Pick out all lines in the listing holding the string "банке" and copy them.
# Start of RECORD SET
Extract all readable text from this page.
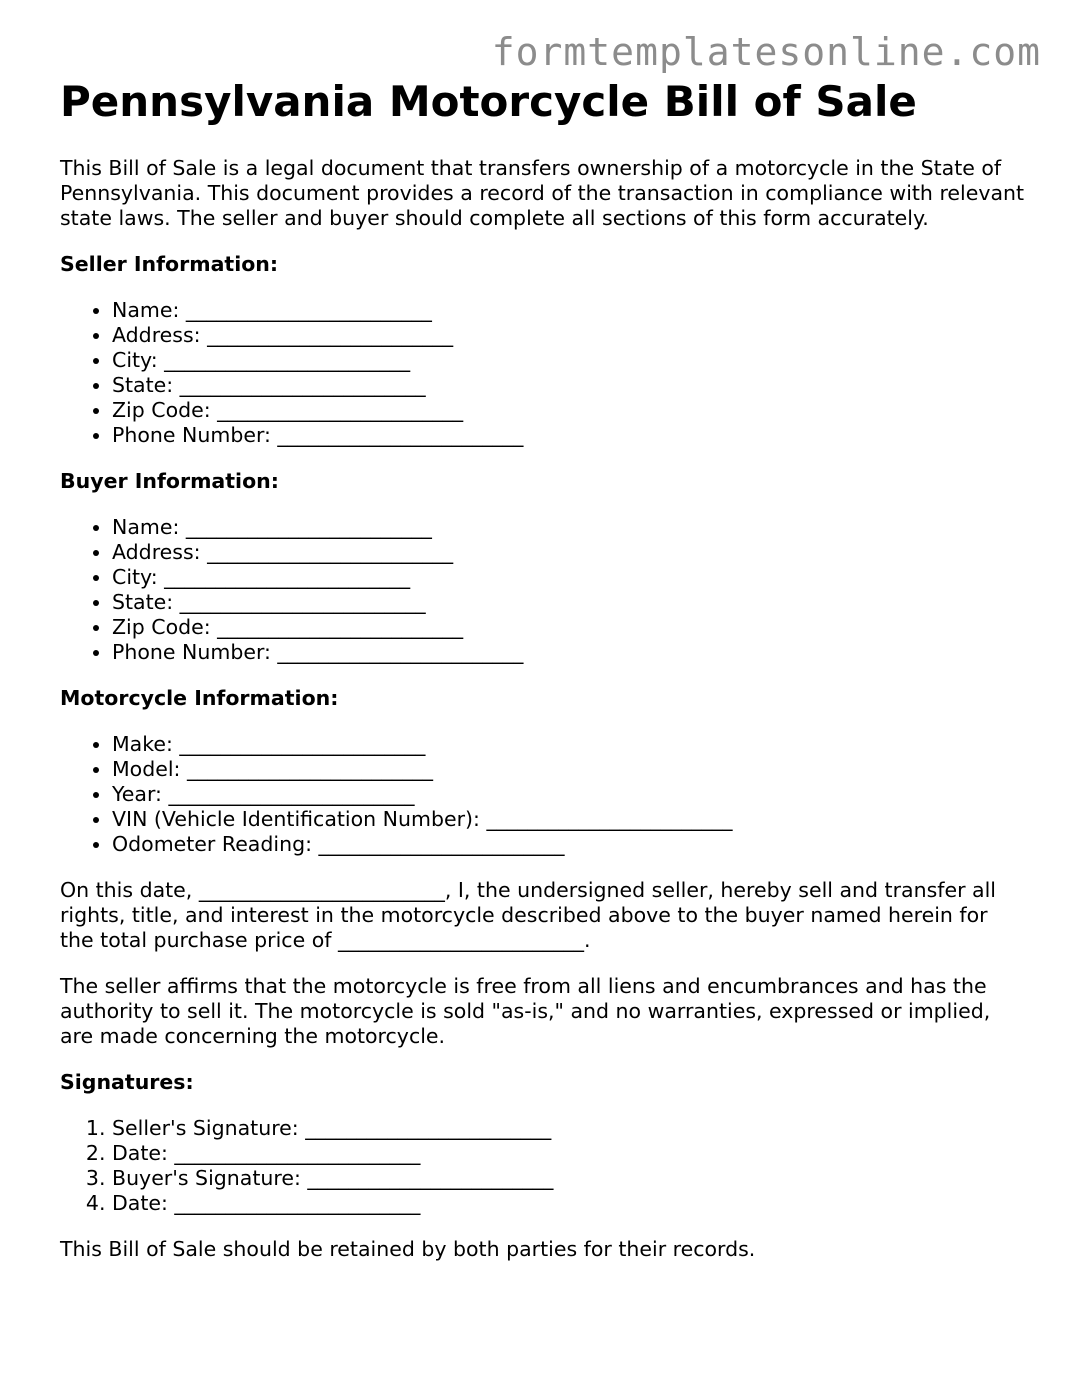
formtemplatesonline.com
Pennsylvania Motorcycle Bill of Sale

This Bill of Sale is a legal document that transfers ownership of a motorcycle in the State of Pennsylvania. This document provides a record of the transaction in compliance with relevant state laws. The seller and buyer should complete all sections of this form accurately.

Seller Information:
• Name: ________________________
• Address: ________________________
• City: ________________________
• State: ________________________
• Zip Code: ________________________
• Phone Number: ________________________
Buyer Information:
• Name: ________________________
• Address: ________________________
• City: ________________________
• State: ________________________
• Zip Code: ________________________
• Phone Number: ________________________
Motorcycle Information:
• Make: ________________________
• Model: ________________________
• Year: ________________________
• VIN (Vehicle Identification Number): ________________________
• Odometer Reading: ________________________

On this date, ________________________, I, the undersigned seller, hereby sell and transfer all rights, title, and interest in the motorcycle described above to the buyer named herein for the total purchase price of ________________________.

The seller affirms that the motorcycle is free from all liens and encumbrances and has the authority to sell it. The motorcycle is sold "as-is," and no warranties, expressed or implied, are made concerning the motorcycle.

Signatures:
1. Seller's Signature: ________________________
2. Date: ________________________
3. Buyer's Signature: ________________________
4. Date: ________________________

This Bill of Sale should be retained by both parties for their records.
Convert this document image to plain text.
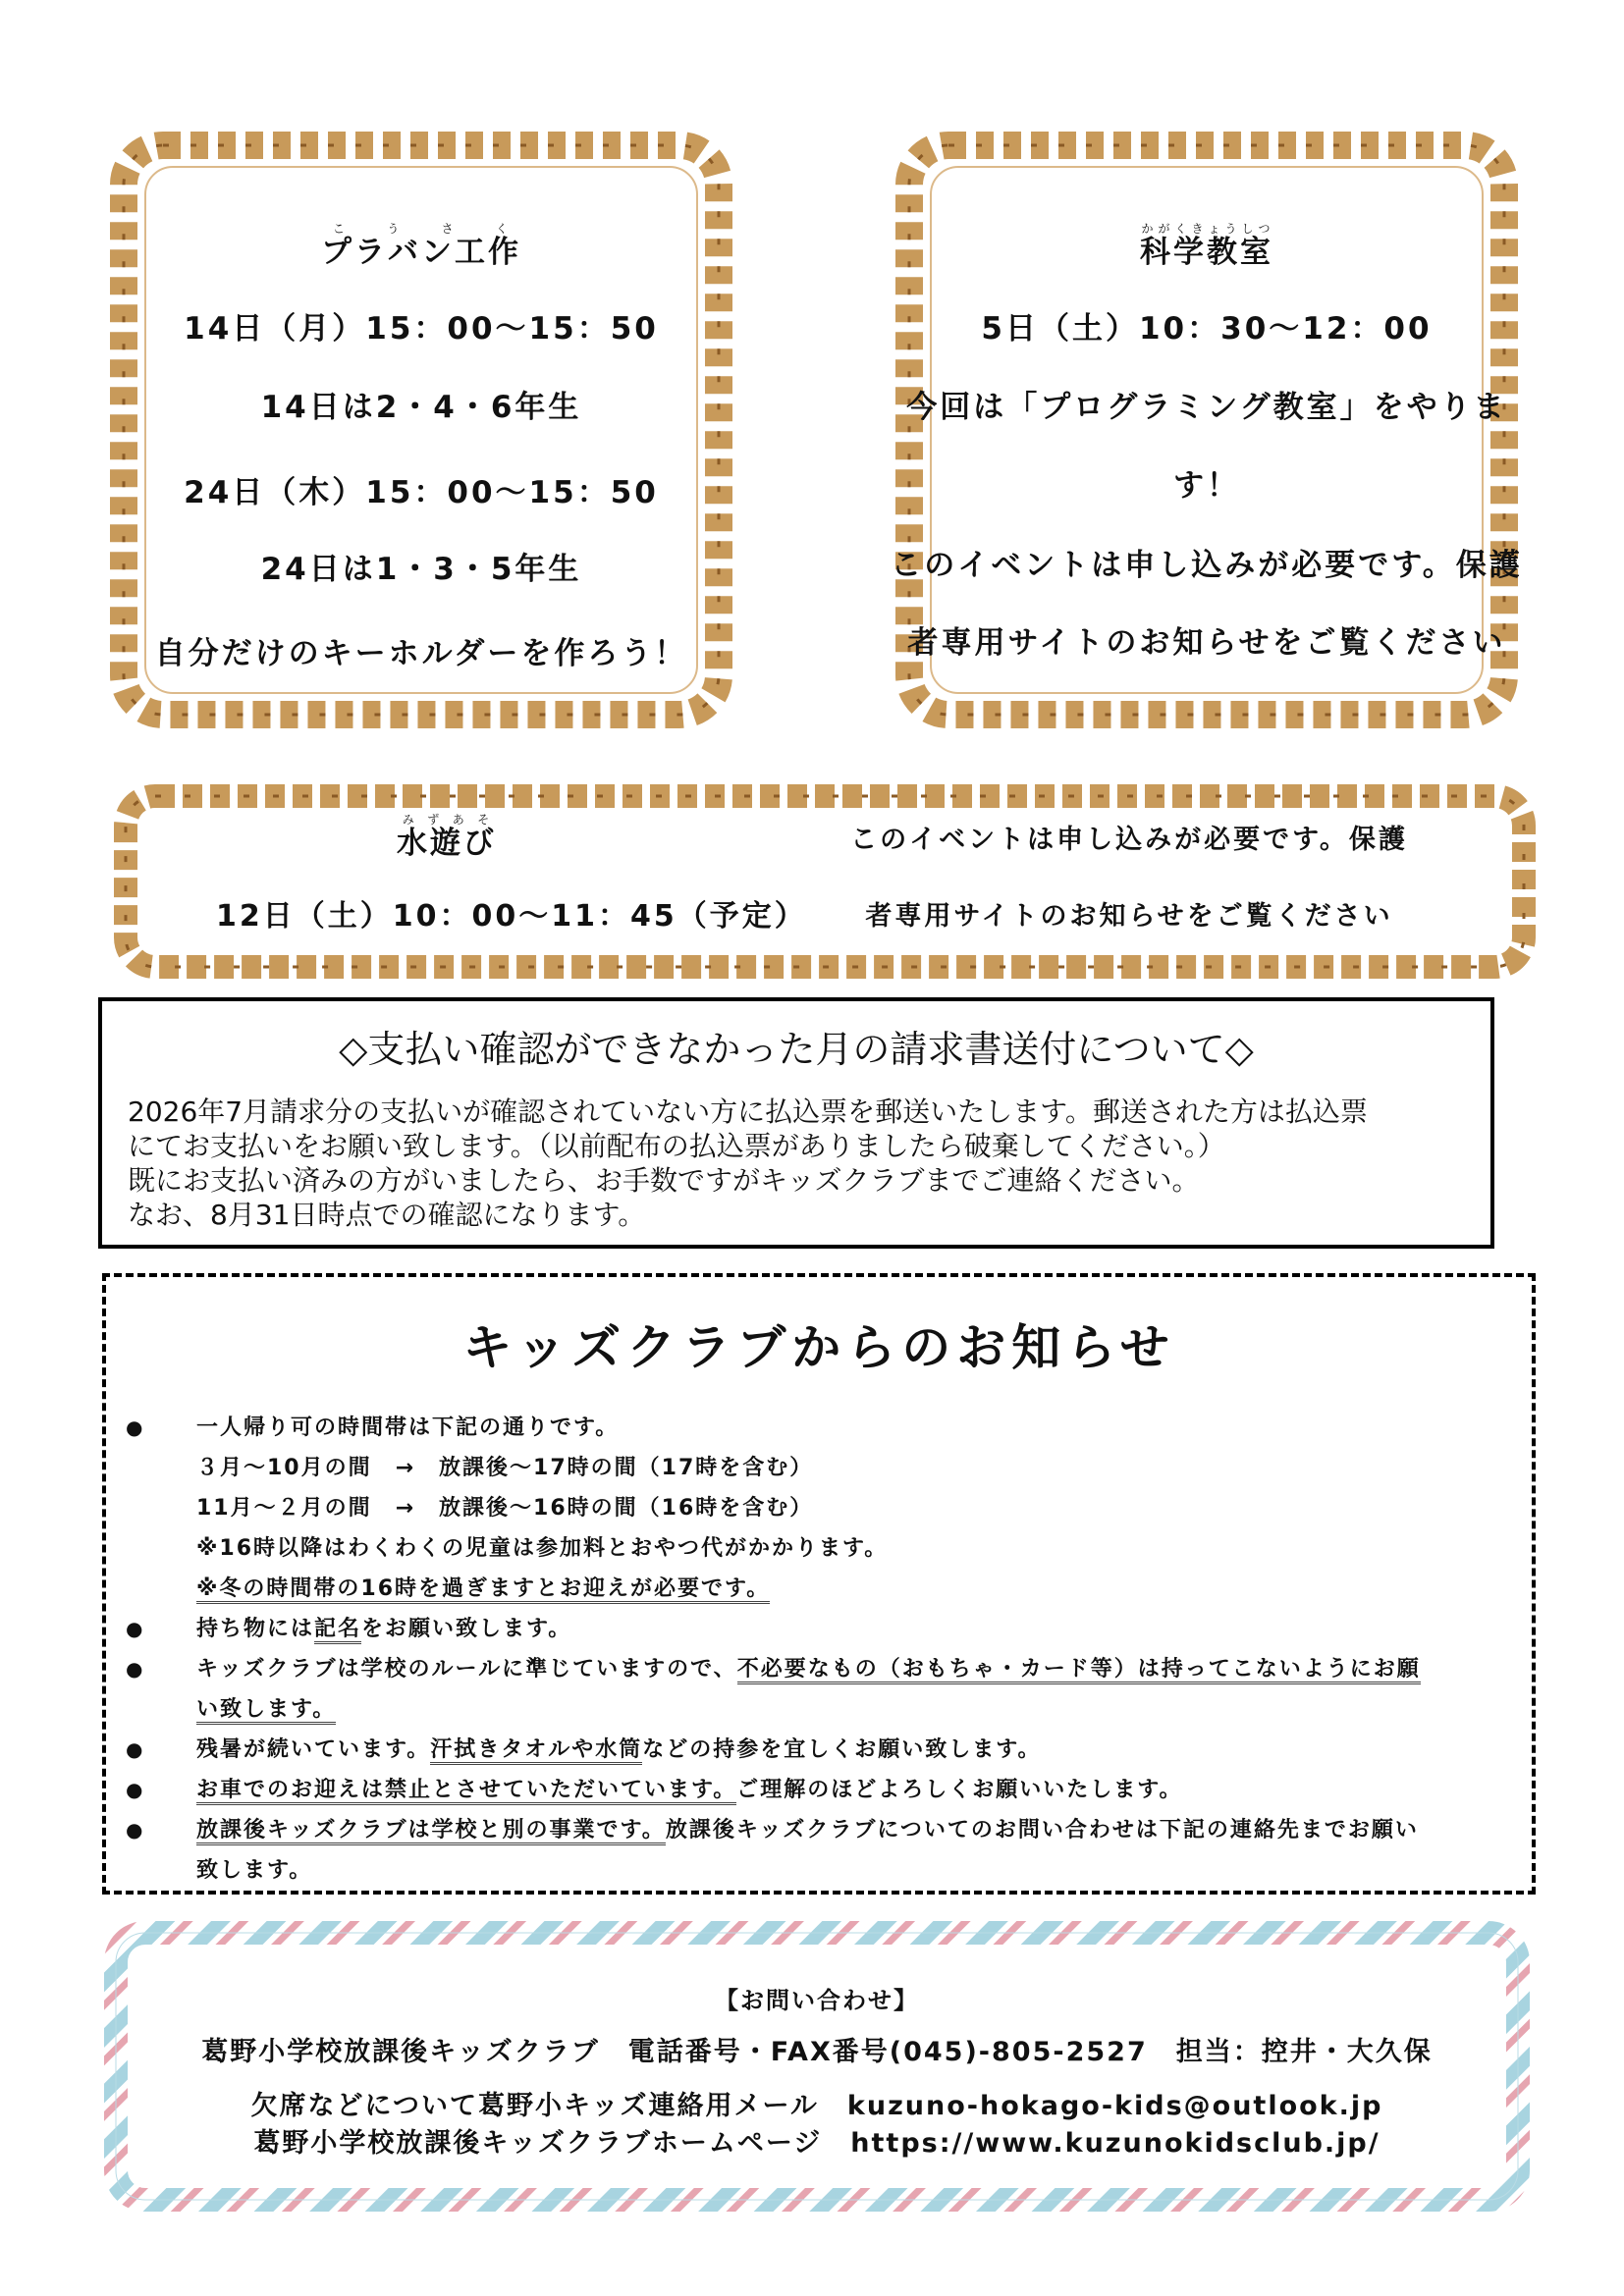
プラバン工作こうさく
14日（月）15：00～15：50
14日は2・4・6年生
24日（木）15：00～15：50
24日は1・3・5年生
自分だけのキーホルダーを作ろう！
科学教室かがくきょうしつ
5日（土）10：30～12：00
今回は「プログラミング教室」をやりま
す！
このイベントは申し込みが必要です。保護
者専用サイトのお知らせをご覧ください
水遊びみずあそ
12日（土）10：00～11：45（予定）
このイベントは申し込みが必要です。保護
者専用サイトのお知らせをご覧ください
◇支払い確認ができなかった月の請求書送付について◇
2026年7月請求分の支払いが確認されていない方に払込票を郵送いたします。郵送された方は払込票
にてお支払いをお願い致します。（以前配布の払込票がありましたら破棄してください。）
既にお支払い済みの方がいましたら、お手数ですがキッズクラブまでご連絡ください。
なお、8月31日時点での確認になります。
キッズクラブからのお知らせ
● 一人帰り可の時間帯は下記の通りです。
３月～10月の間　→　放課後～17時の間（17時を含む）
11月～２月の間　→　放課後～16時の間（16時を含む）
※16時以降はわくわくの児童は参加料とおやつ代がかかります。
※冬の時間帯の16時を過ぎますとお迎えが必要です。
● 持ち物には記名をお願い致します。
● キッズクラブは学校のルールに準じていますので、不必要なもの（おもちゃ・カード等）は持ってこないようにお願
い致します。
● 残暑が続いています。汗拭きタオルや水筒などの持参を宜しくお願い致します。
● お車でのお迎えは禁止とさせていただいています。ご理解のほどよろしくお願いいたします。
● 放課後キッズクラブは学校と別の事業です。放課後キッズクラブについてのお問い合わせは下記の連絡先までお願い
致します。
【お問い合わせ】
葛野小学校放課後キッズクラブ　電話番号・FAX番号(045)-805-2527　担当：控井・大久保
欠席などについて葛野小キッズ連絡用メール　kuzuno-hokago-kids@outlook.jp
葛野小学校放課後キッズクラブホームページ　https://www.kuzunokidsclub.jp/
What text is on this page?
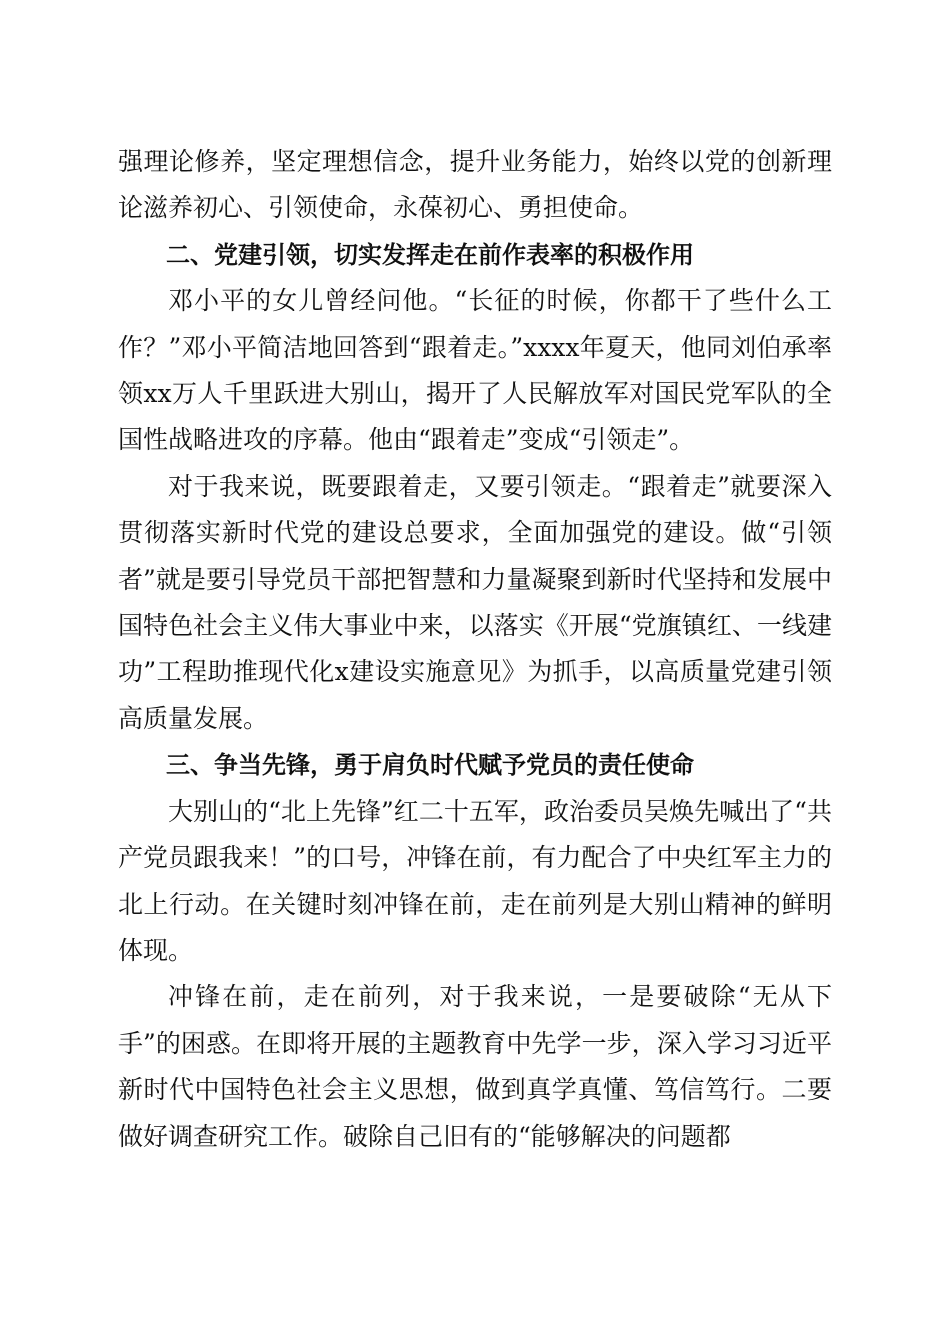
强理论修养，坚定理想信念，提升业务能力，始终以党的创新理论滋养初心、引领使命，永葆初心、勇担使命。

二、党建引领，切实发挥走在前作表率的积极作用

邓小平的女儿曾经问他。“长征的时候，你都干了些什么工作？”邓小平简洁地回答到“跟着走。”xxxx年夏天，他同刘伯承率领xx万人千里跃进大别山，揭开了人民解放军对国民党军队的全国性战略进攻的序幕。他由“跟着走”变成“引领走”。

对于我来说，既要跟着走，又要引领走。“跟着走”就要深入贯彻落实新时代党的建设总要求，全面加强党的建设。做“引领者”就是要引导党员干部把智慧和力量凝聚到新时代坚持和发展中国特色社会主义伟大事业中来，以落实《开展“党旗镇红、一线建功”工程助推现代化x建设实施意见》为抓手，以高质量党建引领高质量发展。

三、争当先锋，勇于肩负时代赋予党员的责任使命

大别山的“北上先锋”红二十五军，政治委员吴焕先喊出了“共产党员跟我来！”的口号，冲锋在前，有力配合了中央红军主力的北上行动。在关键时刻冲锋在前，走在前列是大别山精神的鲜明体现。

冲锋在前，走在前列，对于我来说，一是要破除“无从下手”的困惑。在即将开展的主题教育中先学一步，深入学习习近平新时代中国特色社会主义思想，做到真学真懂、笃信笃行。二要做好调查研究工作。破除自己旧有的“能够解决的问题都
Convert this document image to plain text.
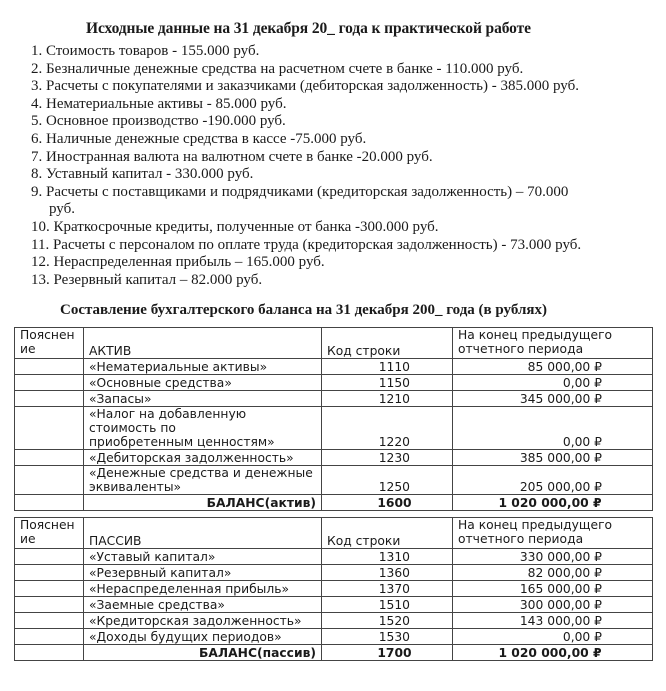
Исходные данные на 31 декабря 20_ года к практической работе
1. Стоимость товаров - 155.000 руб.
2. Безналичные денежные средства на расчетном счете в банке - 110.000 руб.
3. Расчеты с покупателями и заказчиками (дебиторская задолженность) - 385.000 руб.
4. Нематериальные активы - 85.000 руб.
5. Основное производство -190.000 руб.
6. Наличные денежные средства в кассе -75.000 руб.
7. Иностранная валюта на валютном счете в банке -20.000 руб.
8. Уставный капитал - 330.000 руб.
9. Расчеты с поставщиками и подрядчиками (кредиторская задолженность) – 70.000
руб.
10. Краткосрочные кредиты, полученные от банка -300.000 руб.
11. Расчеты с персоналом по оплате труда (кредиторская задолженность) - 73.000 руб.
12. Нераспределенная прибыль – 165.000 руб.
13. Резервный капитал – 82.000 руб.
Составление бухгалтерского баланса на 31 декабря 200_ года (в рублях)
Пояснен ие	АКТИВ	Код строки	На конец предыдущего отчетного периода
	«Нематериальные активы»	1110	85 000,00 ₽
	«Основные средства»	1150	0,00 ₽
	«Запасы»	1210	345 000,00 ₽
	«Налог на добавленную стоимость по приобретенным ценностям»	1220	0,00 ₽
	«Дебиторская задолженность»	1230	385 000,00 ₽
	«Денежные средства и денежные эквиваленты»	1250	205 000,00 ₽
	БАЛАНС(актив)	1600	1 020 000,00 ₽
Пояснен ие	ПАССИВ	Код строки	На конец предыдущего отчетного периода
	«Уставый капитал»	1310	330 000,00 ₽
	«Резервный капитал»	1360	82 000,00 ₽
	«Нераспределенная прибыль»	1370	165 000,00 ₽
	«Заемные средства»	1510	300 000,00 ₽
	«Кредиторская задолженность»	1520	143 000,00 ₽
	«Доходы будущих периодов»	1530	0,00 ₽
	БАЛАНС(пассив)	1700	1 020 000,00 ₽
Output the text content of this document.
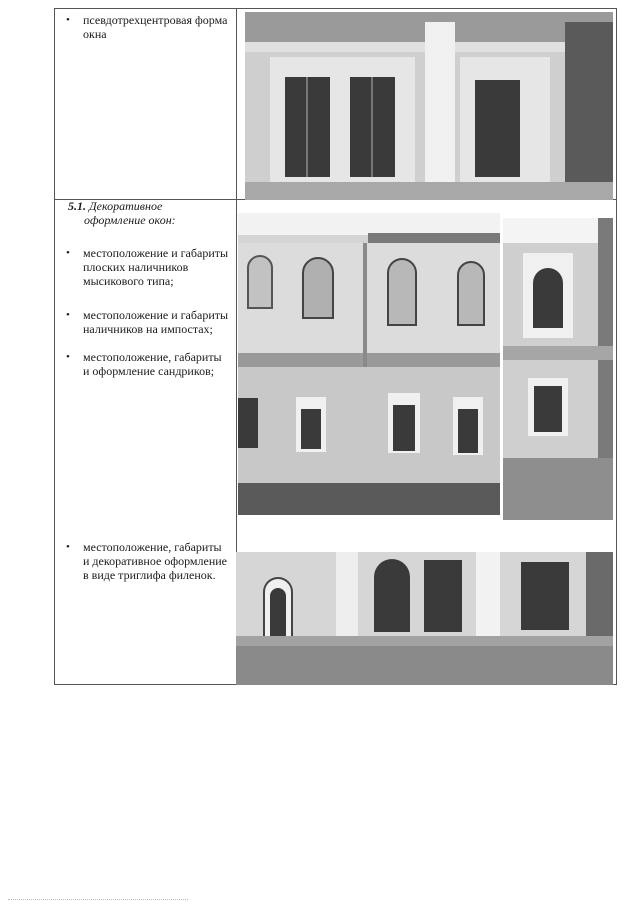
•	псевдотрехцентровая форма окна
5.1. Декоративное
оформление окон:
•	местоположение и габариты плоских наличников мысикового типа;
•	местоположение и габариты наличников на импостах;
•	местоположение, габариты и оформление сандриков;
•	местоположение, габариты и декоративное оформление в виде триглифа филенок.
# End of RECORD SET
» WRITTEN REPLY
2. Безналичные денежные средства на расчетном счете в банке - 110.000 руб.
7. Иностранная валюта на валютном счете в банке -20.000 руб.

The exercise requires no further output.